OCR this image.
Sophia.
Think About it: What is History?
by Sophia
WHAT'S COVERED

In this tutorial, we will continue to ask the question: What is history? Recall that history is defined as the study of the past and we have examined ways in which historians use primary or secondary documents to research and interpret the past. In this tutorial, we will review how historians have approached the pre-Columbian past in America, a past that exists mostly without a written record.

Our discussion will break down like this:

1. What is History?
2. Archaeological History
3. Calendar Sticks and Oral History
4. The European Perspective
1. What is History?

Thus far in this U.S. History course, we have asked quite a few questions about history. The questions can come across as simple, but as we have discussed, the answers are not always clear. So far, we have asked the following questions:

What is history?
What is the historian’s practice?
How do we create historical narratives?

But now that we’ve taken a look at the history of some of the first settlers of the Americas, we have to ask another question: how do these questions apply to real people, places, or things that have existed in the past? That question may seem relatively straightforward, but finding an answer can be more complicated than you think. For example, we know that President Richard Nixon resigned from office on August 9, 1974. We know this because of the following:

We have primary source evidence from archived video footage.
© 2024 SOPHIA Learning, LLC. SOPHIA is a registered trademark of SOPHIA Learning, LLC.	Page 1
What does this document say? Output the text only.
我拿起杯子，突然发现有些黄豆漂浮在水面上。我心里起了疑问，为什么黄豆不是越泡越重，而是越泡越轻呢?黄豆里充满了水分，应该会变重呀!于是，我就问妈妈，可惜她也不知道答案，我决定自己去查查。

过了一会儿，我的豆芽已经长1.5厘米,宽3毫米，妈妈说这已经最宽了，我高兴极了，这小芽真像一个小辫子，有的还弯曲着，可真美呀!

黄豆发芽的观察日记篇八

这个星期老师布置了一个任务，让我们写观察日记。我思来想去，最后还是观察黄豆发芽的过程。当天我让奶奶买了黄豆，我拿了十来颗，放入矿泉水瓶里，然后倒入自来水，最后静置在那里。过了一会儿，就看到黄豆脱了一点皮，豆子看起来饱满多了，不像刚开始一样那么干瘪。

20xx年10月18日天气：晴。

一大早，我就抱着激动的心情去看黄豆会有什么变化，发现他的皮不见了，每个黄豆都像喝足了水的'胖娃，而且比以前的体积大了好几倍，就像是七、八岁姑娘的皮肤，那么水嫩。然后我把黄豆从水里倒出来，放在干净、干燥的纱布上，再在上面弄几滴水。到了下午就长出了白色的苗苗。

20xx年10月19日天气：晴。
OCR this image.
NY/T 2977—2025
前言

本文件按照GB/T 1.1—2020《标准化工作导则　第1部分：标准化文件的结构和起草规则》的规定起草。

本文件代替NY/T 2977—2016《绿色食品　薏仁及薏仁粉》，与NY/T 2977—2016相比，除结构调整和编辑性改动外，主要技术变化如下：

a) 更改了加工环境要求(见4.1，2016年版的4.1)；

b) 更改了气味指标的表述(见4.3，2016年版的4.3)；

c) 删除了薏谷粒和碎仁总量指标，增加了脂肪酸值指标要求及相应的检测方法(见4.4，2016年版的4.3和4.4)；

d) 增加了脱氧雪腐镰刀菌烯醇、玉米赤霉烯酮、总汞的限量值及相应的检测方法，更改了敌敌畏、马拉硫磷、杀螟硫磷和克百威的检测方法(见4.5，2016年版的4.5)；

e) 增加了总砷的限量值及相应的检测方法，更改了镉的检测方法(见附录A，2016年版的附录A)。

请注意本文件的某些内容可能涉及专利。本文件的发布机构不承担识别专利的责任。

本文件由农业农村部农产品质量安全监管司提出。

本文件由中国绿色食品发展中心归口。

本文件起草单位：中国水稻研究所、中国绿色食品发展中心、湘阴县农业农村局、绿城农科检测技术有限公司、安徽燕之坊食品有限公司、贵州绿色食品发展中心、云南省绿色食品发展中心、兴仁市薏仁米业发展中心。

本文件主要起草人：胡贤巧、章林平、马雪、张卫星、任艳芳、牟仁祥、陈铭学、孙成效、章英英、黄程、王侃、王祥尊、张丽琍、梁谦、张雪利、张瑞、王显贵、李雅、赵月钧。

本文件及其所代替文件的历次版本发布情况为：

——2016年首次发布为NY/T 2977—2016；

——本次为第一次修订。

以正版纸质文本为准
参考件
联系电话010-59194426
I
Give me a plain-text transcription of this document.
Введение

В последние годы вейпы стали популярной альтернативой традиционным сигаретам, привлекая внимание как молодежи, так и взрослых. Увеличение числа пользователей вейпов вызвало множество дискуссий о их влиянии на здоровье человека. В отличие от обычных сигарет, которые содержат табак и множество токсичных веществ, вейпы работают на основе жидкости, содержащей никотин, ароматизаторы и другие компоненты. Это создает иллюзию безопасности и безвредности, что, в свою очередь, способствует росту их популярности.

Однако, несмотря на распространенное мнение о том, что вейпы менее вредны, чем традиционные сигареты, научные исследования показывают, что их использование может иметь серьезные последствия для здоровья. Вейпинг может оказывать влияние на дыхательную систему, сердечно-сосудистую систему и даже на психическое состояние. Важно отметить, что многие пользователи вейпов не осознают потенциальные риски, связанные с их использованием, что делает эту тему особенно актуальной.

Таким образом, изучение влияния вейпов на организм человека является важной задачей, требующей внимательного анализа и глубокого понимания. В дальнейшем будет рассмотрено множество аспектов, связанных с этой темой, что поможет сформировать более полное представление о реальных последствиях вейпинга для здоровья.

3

» Aim
Quote the data in full, keeping each word unchanged.

» Response for this exercise
OCR this image.
Sophia.
Think About it: What is History?
by Sophia
WHAT'S COVERED

In this tutorial, we will continue to ask the question: What is history? Recall that history is defined as the study of the past and we have examined ways in which historians use primary or secondary documents to research and interpret the past. In this tutorial, we will review how historians have approached the pre-Columbian past in America, a past that exists mostly without a written record.

Our discussion will break down like this:

1. What is History?
2. Archaeological History
3. Calendar Sticks and Oral History
4. The European Perspective
1. What is History?

Thus far in this U.S. History course, we have asked quite a few questions about history. The questions can come across as simple, but as we have discussed, the answers are not always clear. So far, we have asked the following questions:

What is history?
What is the historian’s practice?
How do we create historical narratives?

But now that we’ve taken a look at the history of some of the first settlers of the Americas, we have to ask another question: how do these questions apply to real people, places, or things that have existed in the past? That question may seem relatively straightforward, but finding an answer can be more complicated than you think. For example, we know that President Richard Nixon resigned from office on August 9, 1974. We know this because of the following:

We have primary source evidence from archived video footage.
© 2024 SOPHIA Learning, LLC. SOPHIA is a registered trademark of SOPHIA Learning, LLC.	Page 1
What does this document say? Output the text only.
我拿起杯子，突然发现有些黄豆漂浮在水面上。我心里起了疑问，为什么黄豆不是越泡越重，而是越泡越轻呢?黄豆里充满了水分，应该会变重呀!于是，我就问妈妈，可惜她也不知道答案，我决定自己去查查。

过了一会儿，我的豆芽已经长1.5厘米,宽3毫米，妈妈说这已经最宽了，我高兴极了，这小芽真像一个小辫子，有的还弯曲着，可真美呀!

黄豆发芽的观察日记篇八

这个星期老师布置了一个任务，让我们写观察日记。我思来想去，最后还是观察黄豆发芽的过程。当天我让奶奶买了黄豆，我拿了十来颗，放入矿泉水瓶里，然后倒入自来水，最后静置在那里。过了一会儿，就看到黄豆脱了一点皮，豆子看起来饱满多了，不像刚开始一样那么干瘪。

20xx年10月18日天气：晴。

一大早，我就抱着激动的心情去看黄豆会有什么变化，发现他的皮不见了，每个黄豆都像喝足了水的'胖娃，而且比以前的体积大了好几倍，就像是七、八岁姑娘的皮肤，那么水嫩。然后我把黄豆从水里倒出来，放在干净、干燥的纱布上，再在上面弄几滴水。到了下午就长出了白色的苗苗。

20xx年10月19日天气：晴。
OCR this image.
NY/T 2977—2025
前言

本文件按照GB/T 1.1—2020《标准化工作导则　第1部分：标准化文件的结构和起草规则》的规定起草。

本文件代替NY/T 2977—2016《绿色食品　薏仁及薏仁粉》，与NY/T 2977—2016相比，除结构调整和编辑性改动外，主要技术变化如下：

a) 更改了加工环境要求(见4.1，2016年版的4.1)；

b) 更改了气味指标的表述(见4.3，2016年版的4.3)；

c) 删除了薏谷粒和碎仁总量指标，增加了脂肪酸值指标要求及相应的检测方法(见4.4，2016年版的4.3和4.4)；

d) 增加了脱氧雪腐镰刀菌烯醇、玉米赤霉烯酮、总汞的限量值及相应的检测方法，更改了敌敌畏、马拉硫磷、杀螟硫磷和克百威的检测方法(见4.5，2016年版的4.5)；

e) 增加了总砷的限量值及相应的检测方法，更改了镉的检测方法(见附录A，2016年版的附录A)。

请注意本文件的某些内容可能涉及专利。本文件的发布机构不承担识别专利的责任。

本文件由农业农村部农产品质量安全监管司提出。

本文件由中国绿色食品发展中心归口。

本文件起草单位：中国水稻研究所、中国绿色食品发展中心、湘阴县农业农村局、绿城农科检测技术有限公司、安徽燕之坊食品有限公司、贵州绿色食品发展中心、云南省绿色食品发展中心、兴仁市薏仁米业发展中心。

本文件主要起草人：胡贤巧、章林平、马雪、张卫星、任艳芳、牟仁祥、陈铭学、孙成效、章英英、黄程、王侃、王祥尊、张丽琍、梁谦、张雪利、张瑞、王显贵、李雅、赵月钧。

本文件及其所代替文件的历次版本发布情况为：

——2016年首次发布为NY/T 2977—2016；

——本次为第一次修订。

以正版纸质文本为准
参考件
联系电话010-59194426
I
Give me a plain-text transcription of this document.
Введение

В последние годы вейпы стали популярной альтернативой традиционным сигаретам, привлекая внимание как молодежи, так и взрослых. Увеличение числа пользователей вейпов вызвало множество дискуссий о их влиянии на здоровье человека. В отличие от обычных сигарет, которые содержат табак и множество токсичных веществ, вейпы работают на основе жидкости, содержащей никотин, ароматизаторы и другие компоненты. Это создает иллюзию безопасности и безвредности, что, в свою очередь, способствует росту их популярности.

Однако, несмотря на распространенное мнение о том, что вейпы менее вредны, чем традиционные сигареты, научные исследования показывают, что их использование может иметь серьезные последствия для здоровья. Вейпинг может оказывать влияние на дыхательную систему, сердечно-сосудистую систему и даже на психическое состояние. Важно отметить, что многие пользователи вейпов не осознают потенциальные риски, связанные с их использованием, что делает эту тему особенно актуальной.

Таким образом, изучение влияния вейпов на организм человека является важной задачей, требующей внимательного анализа и глубокого понимания. В дальнейшем будет рассмотрено множество аспектов, связанных с этой темой, что поможет сформировать более полное представление о реальных последствиях вейпинга для здоровья.

3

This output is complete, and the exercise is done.